- GIVEN PROBLEM -
Your task is to retype each line of the data below exactly.
** Begin **
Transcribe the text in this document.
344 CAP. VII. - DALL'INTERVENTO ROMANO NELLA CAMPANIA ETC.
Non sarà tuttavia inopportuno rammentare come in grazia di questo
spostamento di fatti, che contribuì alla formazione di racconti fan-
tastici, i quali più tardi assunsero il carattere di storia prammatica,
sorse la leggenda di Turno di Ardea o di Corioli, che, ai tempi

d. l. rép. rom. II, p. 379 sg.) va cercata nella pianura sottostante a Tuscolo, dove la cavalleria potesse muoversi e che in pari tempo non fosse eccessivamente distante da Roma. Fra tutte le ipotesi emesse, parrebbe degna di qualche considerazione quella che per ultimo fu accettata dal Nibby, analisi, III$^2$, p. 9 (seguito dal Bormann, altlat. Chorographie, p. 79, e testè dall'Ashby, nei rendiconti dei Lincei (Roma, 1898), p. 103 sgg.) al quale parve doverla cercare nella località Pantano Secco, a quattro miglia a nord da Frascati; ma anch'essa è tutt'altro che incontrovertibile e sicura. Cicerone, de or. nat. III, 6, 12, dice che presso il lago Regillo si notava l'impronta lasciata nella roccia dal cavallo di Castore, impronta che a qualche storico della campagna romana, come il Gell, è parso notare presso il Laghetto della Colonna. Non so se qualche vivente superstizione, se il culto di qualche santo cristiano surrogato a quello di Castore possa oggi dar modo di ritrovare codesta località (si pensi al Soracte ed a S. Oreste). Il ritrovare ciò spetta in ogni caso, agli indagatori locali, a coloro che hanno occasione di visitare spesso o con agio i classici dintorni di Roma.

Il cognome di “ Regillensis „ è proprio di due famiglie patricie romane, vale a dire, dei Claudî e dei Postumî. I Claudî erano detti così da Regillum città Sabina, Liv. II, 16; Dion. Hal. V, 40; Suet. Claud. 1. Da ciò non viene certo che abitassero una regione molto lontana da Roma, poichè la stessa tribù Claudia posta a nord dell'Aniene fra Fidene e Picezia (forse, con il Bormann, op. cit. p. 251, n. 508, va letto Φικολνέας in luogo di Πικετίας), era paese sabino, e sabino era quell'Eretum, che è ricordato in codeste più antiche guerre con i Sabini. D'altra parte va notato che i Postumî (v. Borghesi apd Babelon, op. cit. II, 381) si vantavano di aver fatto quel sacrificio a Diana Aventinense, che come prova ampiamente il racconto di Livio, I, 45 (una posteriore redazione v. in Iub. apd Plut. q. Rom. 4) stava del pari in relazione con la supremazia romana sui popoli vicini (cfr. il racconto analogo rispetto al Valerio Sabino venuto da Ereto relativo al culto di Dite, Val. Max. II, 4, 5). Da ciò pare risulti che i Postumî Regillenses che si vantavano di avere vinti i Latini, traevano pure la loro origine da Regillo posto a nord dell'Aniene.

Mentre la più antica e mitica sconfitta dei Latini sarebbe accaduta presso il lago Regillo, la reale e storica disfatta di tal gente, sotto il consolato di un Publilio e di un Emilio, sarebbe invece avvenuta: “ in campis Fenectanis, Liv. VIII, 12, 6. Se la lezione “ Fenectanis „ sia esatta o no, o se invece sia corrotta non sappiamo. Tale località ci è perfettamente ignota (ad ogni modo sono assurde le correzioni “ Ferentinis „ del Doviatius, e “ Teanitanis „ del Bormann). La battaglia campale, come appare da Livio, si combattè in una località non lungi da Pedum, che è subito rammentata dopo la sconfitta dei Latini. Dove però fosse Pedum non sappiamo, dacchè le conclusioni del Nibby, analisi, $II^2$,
** End **
- RESULT -
Transcribe the text in this document.
344 CAP. VII. - DALL'INTERVENTO ROMANO NELLA CAMPANIA ETC.
Non sarà tuttavia inopportuno rammentare come in grazia di questo
spostamento di fatti, che contribuì alla formazione di racconti fan-
tastici, i quali più tardi assunsero il carattere di storia prammatica,
sorse la leggenda di Turno di Ardea o di Corioli, che, ai tempi

d. l. rép. rom. II, p. 379 sg.) va cercata nella pianura sottostante a Tuscolo, dove la cavalleria potesse muoversi e che in pari tempo non fosse eccessivamente distante da Roma. Fra tutte le ipotesi emesse, parrebbe degna di qualche considerazione quella che per ultimo fu accettata dal Nibby, analisi, III$^2$, p. 9 (seguito dal Bormann, altlat. Chorographie, p. 79, e testè dall'Ashby, nei rendiconti dei Lincei (Roma, 1898), p. 103 sgg.) al quale parve doverla cercare nella località Pantano Secco, a quattro miglia a nord da Frascati; ma anch'essa è tutt'altro che incontrovertibile e sicura. Cicerone, de or. nat. III, 6, 12, dice che presso il lago Regillo si notava l'impronta lasciata nella roccia dal cavallo di Castore, impronta che a qualche storico della campagna romana, come il Gell, è parso notare presso il Laghetto della Colonna. Non so se qualche vivente superstizione, se il culto di qualche santo cristiano surrogato a quello di Castore possa oggi dar modo di ritrovare codesta località (si pensi al Soracte ed a S. Oreste). Il ritrovare ciò spetta in ogni caso, agli indagatori locali, a coloro che hanno occasione di visitare spesso o con agio i classici dintorni di Roma.

Il cognome di “ Regillensis „ è proprio di due famiglie patricie romane, vale a dire, dei Claudî e dei Postumî. I Claudî erano detti così da Regillum città Sabina, Liv. II, 16; Dion. Hal. V, 40; Suet. Claud. 1. Da ciò non viene certo che abitassero una regione molto lontana da Roma, poichè la stessa tribù Claudia posta a nord dell'Aniene fra Fidene e Picezia (forse, con il Bormann, op. cit. p. 251, n. 508, va letto Φικολνέας in luogo di Πικετίας), era paese sabino, e sabino era quell'Eretum, che è ricordato in codeste più antiche guerre con i Sabini. D'altra parte va notato che i Postumî (v. Borghesi apd Babelon, op. cit. II, 381) si vantavano di aver fatto quel sacrificio a Diana Aventinense, che come prova ampiamente il racconto di Livio, I, 45 (una posteriore redazione v. in Iub. apd Plut. q. Rom. 4) stava del pari in relazione con la supremazia romana sui popoli vicini (cfr. il racconto analogo rispetto al Valerio Sabino venuto da Ereto relativo al culto di Dite, Val. Max. II, 4, 5). Da ciò pare risulti che i Postumî Regillenses che si vantavano di avere vinti i Latini, traevano pure la loro origine da Regillo posto a nord dell'Aniene.

Mentre la più antica e mitica sconfitta dei Latini sarebbe accaduta presso il lago Regillo, la reale e storica disfatta di tal gente, sotto il consolato di un Publilio e di un Emilio, sarebbe invece avvenuta: “ in campis Fenectanis, Liv. VIII, 12, 6. Se la lezione “ Fenectanis „ sia esatta o no, o se invece sia corrotta non sappiamo. Tale località ci è perfettamente ignota (ad ogni modo sono assurde le correzioni “ Ferentinis „ del Doviatius, e “ Teanitanis „ del Bormann). La battaglia campale, come appare da Livio, si combattè in una località non lungi da Pedum, che è subito rammentata dopo la sconfitta dei Latini. Dove però fosse Pedum non sappiamo, dacchè le conclusioni del Nibby, analisi, $II^2$,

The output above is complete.